_EXERCISE AIM_. Word for word, give the material below again, minus any images.

_RECORDS FOR THIS EXERCISE_.

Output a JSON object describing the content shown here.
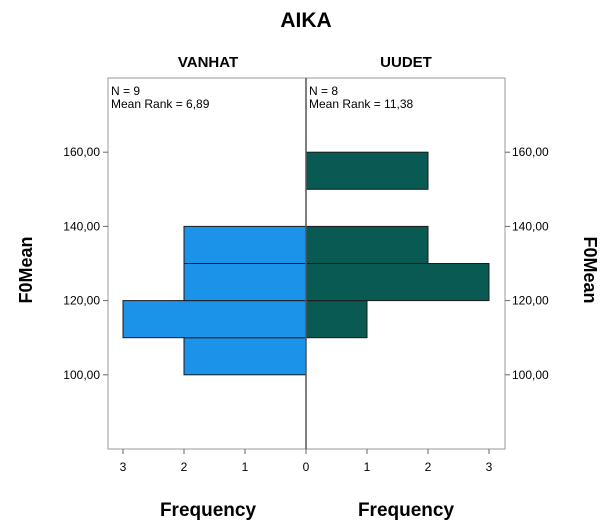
{
  "chart_data": {
    "type": "bar",
    "orientation": "horizontal-back-to-back",
    "title": "AIKA",
    "ylabel": "F0Mean",
    "xlabel": "Frequency",
    "ylim": [
      80,
      180
    ],
    "yticks": [
      "100,00",
      "120,00",
      "140,00",
      "160,00"
    ],
    "ytick_values": [
      100,
      120,
      140,
      160
    ],
    "xlim": [
      0,
      3
    ],
    "xticks": [
      "0",
      "1",
      "2",
      "3"
    ],
    "bin_width": 10,
    "groups": [
      {
        "name": "VANHAT",
        "n_text": "N = 9",
        "mean_rank_text": "Mean Rank = 6,89",
        "color": "#1a93e8",
        "bins": [
          {
            "from": 100,
            "to": 110,
            "count": 2
          },
          {
            "from": 110,
            "to": 120,
            "count": 3
          },
          {
            "from": 120,
            "to": 130,
            "count": 2
          },
          {
            "from": 130,
            "to": 140,
            "count": 2
          }
        ]
      },
      {
        "name": "UUDET",
        "n_text": "N = 8",
        "mean_rank_text": "Mean Rank = 11,38",
        "color": "#085a53",
        "bins": [
          {
            "from": 110,
            "to": 120,
            "count": 1
          },
          {
            "from": 120,
            "to": 130,
            "count": 3
          },
          {
            "from": 130,
            "to": 140,
            "count": 2
          },
          {
            "from": 150,
            "to": 160,
            "count": 2
          }
        ]
      }
    ]
  }
}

_RESULT OF THIS EXERCISE_.
Output a JSON object describing the content shown here.
{
  "chart_data": {
    "type": "bar",
    "orientation": "horizontal-back-to-back",
    "title": "AIKA",
    "ylabel": "F0Mean",
    "xlabel": "Frequency",
    "ylim": [
      80,
      180
    ],
    "yticks": [
      "100,00",
      "120,00",
      "140,00",
      "160,00"
    ],
    "ytick_values": [
      100,
      120,
      140,
      160
    ],
    "xlim": [
      0,
      3
    ],
    "xticks": [
      "0",
      "1",
      "2",
      "3"
    ],
    "bin_width": 10,
    "groups": [
      {
        "name": "VANHAT",
        "n_text": "N = 9",
        "mean_rank_text": "Mean Rank = 6,89",
        "color": "#1a93e8",
        "bins": [
          {
            "from": 100,
            "to": 110,
            "count": 2
          },
          {
            "from": 110,
            "to": 120,
            "count": 3
          },
          {
            "from": 120,
            "to": 130,
            "count": 2
          },
          {
            "from": 130,
            "to": 140,
            "count": 2
          }
        ]
      },
      {
        "name": "UUDET",
        "n_text": "N = 8",
        "mean_rank_text": "Mean Rank = 11,38",
        "color": "#085a53",
        "bins": [
          {
            "from": 110,
            "to": 120,
            "count": 1
          },
          {
            "from": 120,
            "to": 130,
            "count": 3
          },
          {
            "from": 130,
            "to": 140,
            "count": 2
          },
          {
            "from": 150,
            "to": 160,
            "count": 2
          }
        ]
      }
    ]
  }
}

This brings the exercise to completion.